■ Problem requirements
Go through the material below and copy each line where the word "genot" appears.

■ Extracted data
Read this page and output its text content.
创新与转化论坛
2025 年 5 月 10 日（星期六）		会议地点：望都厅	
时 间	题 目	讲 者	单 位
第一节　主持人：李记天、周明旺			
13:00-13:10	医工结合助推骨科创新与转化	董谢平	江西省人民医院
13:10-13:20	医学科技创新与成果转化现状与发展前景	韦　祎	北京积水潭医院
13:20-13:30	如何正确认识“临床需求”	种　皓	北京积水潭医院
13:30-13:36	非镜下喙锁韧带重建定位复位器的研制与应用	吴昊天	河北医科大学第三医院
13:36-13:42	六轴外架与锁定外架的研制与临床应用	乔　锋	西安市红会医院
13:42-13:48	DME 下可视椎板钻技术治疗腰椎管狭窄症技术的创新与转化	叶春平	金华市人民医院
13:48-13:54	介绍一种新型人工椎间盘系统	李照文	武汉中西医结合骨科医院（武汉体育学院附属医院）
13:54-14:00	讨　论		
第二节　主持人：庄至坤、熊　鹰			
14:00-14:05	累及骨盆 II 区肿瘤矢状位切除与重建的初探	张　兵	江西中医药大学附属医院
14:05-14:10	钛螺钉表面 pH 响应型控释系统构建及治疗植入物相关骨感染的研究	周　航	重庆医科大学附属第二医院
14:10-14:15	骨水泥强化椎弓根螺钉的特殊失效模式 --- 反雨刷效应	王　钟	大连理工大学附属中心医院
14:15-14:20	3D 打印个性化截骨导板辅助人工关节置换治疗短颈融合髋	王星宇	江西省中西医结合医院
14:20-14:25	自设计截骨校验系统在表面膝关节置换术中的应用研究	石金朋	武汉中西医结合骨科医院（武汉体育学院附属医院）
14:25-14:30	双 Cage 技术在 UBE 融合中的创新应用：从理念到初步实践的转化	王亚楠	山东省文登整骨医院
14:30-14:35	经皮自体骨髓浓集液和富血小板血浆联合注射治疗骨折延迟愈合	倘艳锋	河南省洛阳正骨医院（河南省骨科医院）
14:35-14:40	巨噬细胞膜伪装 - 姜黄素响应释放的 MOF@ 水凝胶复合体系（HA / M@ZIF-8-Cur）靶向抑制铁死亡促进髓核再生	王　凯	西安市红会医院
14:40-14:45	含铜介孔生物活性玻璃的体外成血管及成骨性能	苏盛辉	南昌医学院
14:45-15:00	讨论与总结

...

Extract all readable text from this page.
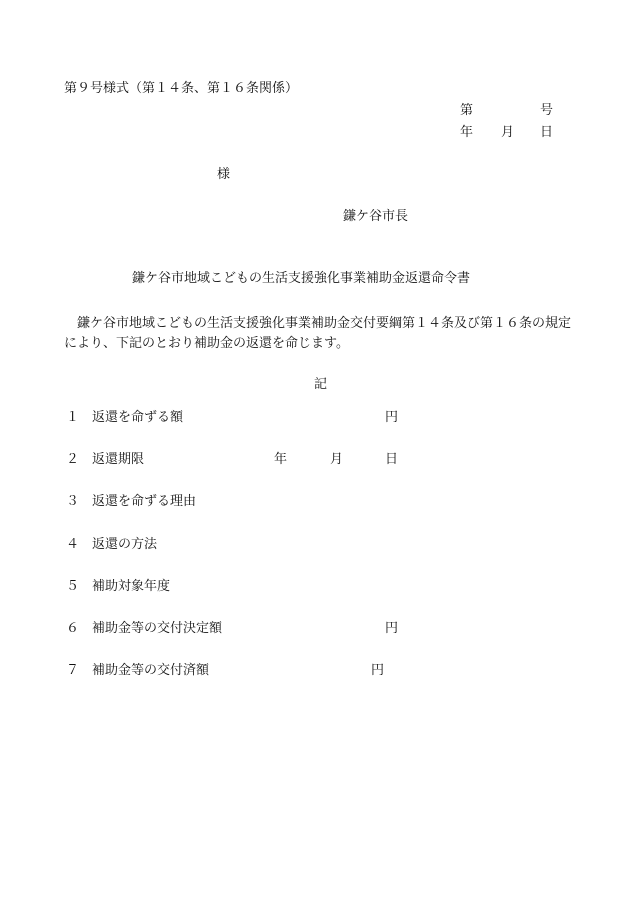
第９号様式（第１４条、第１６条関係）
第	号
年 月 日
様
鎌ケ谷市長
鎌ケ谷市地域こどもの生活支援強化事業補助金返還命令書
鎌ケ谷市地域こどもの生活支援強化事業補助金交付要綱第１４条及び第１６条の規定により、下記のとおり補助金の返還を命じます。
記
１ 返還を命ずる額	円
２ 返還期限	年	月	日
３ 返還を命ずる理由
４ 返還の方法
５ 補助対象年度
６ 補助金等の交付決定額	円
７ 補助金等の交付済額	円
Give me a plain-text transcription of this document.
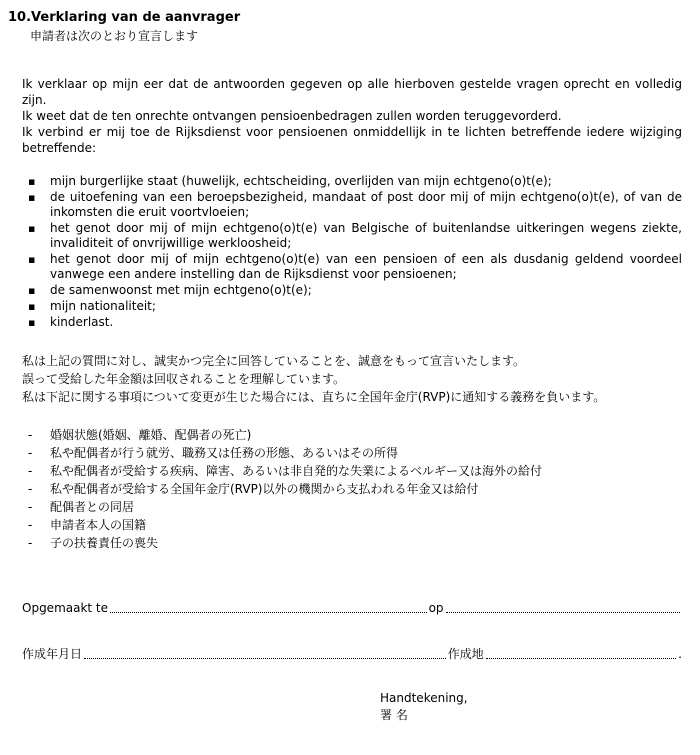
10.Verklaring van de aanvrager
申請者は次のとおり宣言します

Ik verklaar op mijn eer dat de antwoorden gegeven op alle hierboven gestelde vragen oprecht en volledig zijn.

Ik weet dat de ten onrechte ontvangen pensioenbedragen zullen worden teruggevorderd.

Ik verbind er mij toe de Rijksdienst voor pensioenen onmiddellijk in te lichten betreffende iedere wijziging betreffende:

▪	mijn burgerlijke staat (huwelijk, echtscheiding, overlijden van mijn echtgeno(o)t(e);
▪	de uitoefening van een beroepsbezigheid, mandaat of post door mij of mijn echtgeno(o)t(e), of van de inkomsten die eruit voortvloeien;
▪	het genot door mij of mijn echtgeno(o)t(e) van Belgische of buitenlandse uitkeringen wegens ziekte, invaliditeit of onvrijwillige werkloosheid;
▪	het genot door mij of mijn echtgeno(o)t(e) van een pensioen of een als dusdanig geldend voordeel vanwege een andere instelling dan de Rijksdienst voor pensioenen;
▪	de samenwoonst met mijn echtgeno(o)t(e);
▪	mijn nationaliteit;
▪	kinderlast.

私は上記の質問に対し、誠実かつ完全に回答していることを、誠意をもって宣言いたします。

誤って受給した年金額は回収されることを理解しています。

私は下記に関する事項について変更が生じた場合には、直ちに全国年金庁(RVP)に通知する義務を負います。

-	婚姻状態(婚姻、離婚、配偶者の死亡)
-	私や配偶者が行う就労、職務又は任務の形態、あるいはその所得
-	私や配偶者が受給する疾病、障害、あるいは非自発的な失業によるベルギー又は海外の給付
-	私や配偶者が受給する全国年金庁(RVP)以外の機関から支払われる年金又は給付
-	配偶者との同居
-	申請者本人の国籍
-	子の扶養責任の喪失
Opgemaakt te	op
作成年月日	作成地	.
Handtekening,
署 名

---

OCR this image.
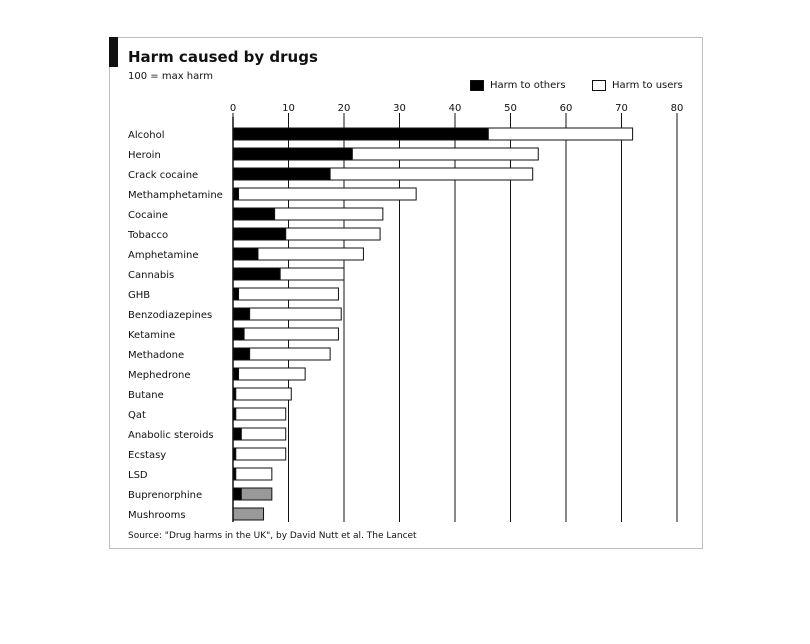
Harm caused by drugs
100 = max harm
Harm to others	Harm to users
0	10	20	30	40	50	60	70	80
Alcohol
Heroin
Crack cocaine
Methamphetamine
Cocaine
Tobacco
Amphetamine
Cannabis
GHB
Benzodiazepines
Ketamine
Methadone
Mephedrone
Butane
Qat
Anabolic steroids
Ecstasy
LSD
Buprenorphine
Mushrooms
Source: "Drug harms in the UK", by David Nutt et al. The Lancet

■ Task result
▪	het genot door mij of mijn echtgeno(o)t(e) van Belgische of buitenlandse uitkeringen wegens ziekte, invaliditeit of onvrijwillige werkloosheid;
▪	het genot door mij of mijn echtgeno(o)t(e) van een pensioen of een als dusdanig geldend voordeel vanwege een andere instelling dan de Rijksdienst voor pensioenen;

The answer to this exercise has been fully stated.